▶ [Exercise instructions]:
Each line of the material must be returned exactly.

[start]

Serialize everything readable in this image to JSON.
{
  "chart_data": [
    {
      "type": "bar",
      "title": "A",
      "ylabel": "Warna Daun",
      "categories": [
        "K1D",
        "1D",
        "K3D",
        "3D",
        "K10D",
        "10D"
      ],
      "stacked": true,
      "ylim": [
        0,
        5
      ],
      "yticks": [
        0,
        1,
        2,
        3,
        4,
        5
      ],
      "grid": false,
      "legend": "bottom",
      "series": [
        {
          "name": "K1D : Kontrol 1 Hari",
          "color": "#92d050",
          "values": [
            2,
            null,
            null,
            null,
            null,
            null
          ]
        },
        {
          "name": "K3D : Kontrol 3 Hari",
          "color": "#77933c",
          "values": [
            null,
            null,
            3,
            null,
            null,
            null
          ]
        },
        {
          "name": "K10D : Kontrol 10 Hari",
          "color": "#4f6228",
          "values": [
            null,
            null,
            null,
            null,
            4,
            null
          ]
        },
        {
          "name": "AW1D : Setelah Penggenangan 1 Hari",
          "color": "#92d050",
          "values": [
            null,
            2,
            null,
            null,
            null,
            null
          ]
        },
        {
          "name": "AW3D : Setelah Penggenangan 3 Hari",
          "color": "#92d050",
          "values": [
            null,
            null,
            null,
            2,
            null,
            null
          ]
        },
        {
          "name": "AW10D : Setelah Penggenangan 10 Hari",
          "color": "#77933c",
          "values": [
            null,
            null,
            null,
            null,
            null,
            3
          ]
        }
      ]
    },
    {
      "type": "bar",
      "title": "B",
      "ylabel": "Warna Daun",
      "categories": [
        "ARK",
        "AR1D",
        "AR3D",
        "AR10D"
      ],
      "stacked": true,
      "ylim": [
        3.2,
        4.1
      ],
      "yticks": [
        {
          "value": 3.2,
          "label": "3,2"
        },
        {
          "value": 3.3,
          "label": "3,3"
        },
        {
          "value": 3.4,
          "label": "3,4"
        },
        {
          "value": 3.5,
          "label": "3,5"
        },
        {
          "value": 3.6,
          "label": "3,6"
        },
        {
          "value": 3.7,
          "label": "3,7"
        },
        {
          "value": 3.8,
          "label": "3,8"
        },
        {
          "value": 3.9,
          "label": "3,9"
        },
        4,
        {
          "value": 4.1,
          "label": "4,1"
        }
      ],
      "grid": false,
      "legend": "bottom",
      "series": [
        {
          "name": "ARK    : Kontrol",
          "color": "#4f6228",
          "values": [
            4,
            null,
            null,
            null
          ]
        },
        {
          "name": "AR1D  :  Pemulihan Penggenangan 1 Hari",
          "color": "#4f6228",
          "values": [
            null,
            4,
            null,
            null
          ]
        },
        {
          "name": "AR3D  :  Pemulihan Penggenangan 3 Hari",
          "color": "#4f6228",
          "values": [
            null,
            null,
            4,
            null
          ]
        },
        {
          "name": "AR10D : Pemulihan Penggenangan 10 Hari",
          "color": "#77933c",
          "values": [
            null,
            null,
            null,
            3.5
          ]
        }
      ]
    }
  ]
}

[end]

▶ [In response]:
Serialize everything readable in this image to JSON.
{
  "chart_data": [
    {
      "type": "bar",
      "title": "A",
      "ylabel": "Warna Daun",
      "categories": [
        "K1D",
        "1D",
        "K3D",
        "3D",
        "K10D",
        "10D"
      ],
      "stacked": true,
      "ylim": [
        0,
        5
      ],
      "yticks": [
        0,
        1,
        2,
        3,
        4,
        5
      ],
      "grid": false,
      "legend": "bottom",
      "series": [
        {
          "name": "K1D : Kontrol 1 Hari",
          "color": "#92d050",
          "values": [
            2,
            null,
            null,
            null,
            null,
            null
          ]
        },
        {
          "name": "K3D : Kontrol 3 Hari",
          "color": "#77933c",
          "values": [
            null,
            null,
            3,
            null,
            null,
            null
          ]
        },
        {
          "name": "K10D : Kontrol 10 Hari",
          "color": "#4f6228",
          "values": [
            null,
            null,
            null,
            null,
            4,
            null
          ]
        },
        {
          "name": "AW1D : Setelah Penggenangan 1 Hari",
          "color": "#92d050",
          "values": [
            null,
            2,
            null,
            null,
            null,
            null
          ]
        },
        {
          "name": "AW3D : Setelah Penggenangan 3 Hari",
          "color": "#92d050",
          "values": [
            null,
            null,
            null,
            2,
            null,
            null
          ]
        },
        {
          "name": "AW10D : Setelah Penggenangan 10 Hari",
          "color": "#77933c",
          "values": [
            null,
            null,
            null,
            null,
            null,
            3
          ]
        }
      ]
    },
    {
      "type": "bar",
      "title": "B",
      "ylabel": "Warna Daun",
      "categories": [
        "ARK",
        "AR1D",
        "AR3D",
        "AR10D"
      ],
      "stacked": true,
      "ylim": [
        3.2,
        4.1
      ],
      "yticks": [
        {
          "value": 3.2,
          "label": "3,2"
        },
        {
          "value": 3.3,
          "label": "3,3"
        },
        {
          "value": 3.4,
          "label": "3,4"
        },
        {
          "value": 3.5,
          "label": "3,5"
        },
        {
          "value": 3.6,
          "label": "3,6"
        },
        {
          "value": 3.7,
          "label": "3,7"
        },
        {
          "value": 3.8,
          "label": "3,8"
        },
        {
          "value": 3.9,
          "label": "3,9"
        },
        4,
        {
          "value": 4.1,
          "label": "4,1"
        }
      ],
      "grid": false,
      "legend": "bottom",
      "series": [
        {
          "name": "ARK    : Kontrol",
          "color": "#4f6228",
          "values": [
            4,
            null,
            null,
            null
          ]
        },
        {
          "name": "AR1D  :  Pemulihan Penggenangan 1 Hari",
          "color": "#4f6228",
          "values": [
            null,
            4,
            null,
            null
          ]
        },
        {
          "name": "AR3D  :  Pemulihan Penggenangan 3 Hari",
          "color": "#4f6228",
          "values": [
            null,
            null,
            4,
            null
          ]
        },
        {
          "name": "AR10D : Pemulihan Penggenangan 10 Hari",
          "color": "#77933c",
          "values": [
            null,
            null,
            null,
            3.5
          ]
        }
      ]
    }
  ]
}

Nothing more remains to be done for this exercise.